Records about charts and figures
++++++

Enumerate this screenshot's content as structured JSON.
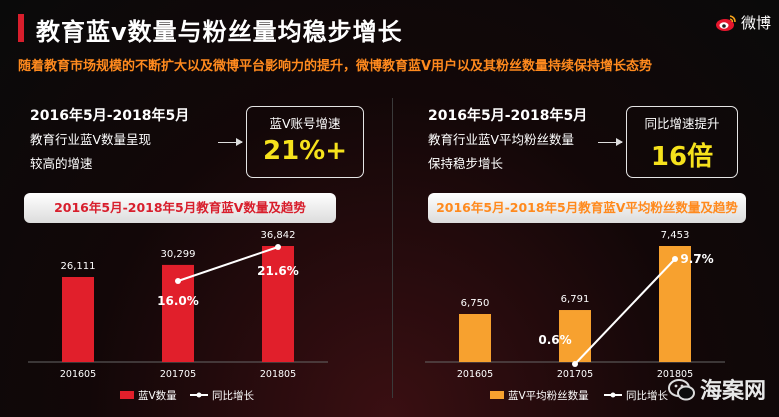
{
  "header": {
    "title": "教育蓝v数量与粉丝量均稳步增长",
    "logo_text": "微博"
  },
  "subtitle": "随着教育市场规模的不断扩大以及微博平台影响力的提升，微博教育蓝V用户以及其粉丝数量持续保持增长态势",
  "left": {
    "period": "2016年5月-2018年5月",
    "desc_line1": "教育行业蓝V数量呈现",
    "desc_line2": "较高的增速",
    "stat_label": "蓝V账号增速",
    "stat_value": "21%+",
    "banner": "2016年5月-2018年5月教育蓝V数量及趋势"
  },
  "right": {
    "period": "2016年5月-2018年5月",
    "desc_line1": "教育行业蓝V平均粉丝数量",
    "desc_line2": "保持稳步增长",
    "stat_label": "同比增速提升",
    "stat_value": "16倍",
    "banner": "2016年5月-2018年5月教育蓝V平均粉丝数量及趋势"
  },
  "footer": {
    "text": "海案网"
  },
  "colors": {
    "accent": "#d81e2c",
    "orange": "#ff8a1e",
    "yellow": "#f6e21c",
    "bar_red": "#e11f2b",
    "bar_orange": "#f7a12f"
  },
  "chart_data": [
    {
      "type": "bar",
      "categories": [
        "201605",
        "201705",
        "201805"
      ],
      "series": [
        {
          "name": "蓝V数量",
          "kind": "bar",
          "values": [
            26111,
            30299,
            36842
          ],
          "labels": [
            "26,111",
            "30,299",
            "36,842"
          ]
        },
        {
          "name": "同比增长",
          "kind": "line",
          "values": [
            null,
            16.0,
            21.6
          ],
          "labels": [
            "",
            "16.0%",
            "21.6%"
          ]
        }
      ],
      "legend": [
        "蓝V数量",
        "同比增长"
      ]
    },
    {
      "type": "bar",
      "categories": [
        "201605",
        "201705",
        "201805"
      ],
      "series": [
        {
          "name": "蓝V平均粉丝数量",
          "kind": "bar",
          "values": [
            6750,
            6791,
            7453
          ],
          "labels": [
            "6,750",
            "6,791",
            "7,453"
          ]
        },
        {
          "name": "同比增长",
          "kind": "line",
          "values": [
            null,
            0.6,
            9.7
          ],
          "labels": [
            "",
            "0.6%",
            "9.7%"
          ]
        }
      ],
      "legend": [
        "蓝V平均粉丝数量",
        "同比增长"
      ]
    }
  ]
}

++++++

• _THE REQUEST_:
Reproduce the material above verbatim; omit every picture.

• _THE RESULT_:
Enumerate this screenshot's content as structured JSON.
{
  "header": {
    "title": "教育蓝v数量与粉丝量均稳步增长",
    "logo_text": "微博"
  },
  "subtitle": "随着教育市场规模的不断扩大以及微博平台影响力的提升，微博教育蓝V用户以及其粉丝数量持续保持增长态势",
  "left": {
    "period": "2016年5月-2018年5月",
    "desc_line1": "教育行业蓝V数量呈现",
    "desc_line2": "较高的增速",
    "stat_label": "蓝V账号增速",
    "stat_value": "21%+",
    "banner": "2016年5月-2018年5月教育蓝V数量及趋势"
  },
  "right": {
    "period": "2016年5月-2018年5月",
    "desc_line1": "教育行业蓝V平均粉丝数量",
    "desc_line2": "保持稳步增长",
    "stat_label": "同比增速提升",
    "stat_value": "16倍",
    "banner": "2016年5月-2018年5月教育蓝V平均粉丝数量及趋势"
  },
  "footer": {
    "text": "海案网"
  },
  "colors": {
    "accent": "#d81e2c",
    "orange": "#ff8a1e",
    "yellow": "#f6e21c",
    "bar_red": "#e11f2b",
    "bar_orange": "#f7a12f"
  },
  "chart_data": [
    {
      "type": "bar",
      "categories": [
        "201605",
        "201705",
        "201805"
      ],
      "series": [
        {
          "name": "蓝V数量",
          "kind": "bar",
          "values": [
            26111,
            30299,
            36842
          ],
          "labels": [
            "26,111",
            "30,299",
            "36,842"
          ]
        },
        {
          "name": "同比增长",
          "kind": "line",
          "values": [
            null,
            16.0,
            21.6
          ],
          "labels": [
            "",
            "16.0%",
            "21.6%"
          ]
        }
      ],
      "legend": [
        "蓝V数量",
        "同比增长"
      ]
    },
    {
      "type": "bar",
      "categories": [
        "201605",
        "201705",
        "201805"
      ],
      "series": [
        {
          "name": "蓝V平均粉丝数量",
          "kind": "bar",
          "values": [
            6750,
            6791,
            7453
          ],
          "labels": [
            "6,750",
            "6,791",
            "7,453"
          ]
        },
        {
          "name": "同比增长",
          "kind": "line",
          "values": [
            null,
            0.6,
            9.7
          ],
          "labels": [
            "",
            "0.6%",
            "9.7%"
          ]
        }
      ],
      "legend": [
        "蓝V平均粉丝数量",
        "同比增长"
      ]
    }
  ]
}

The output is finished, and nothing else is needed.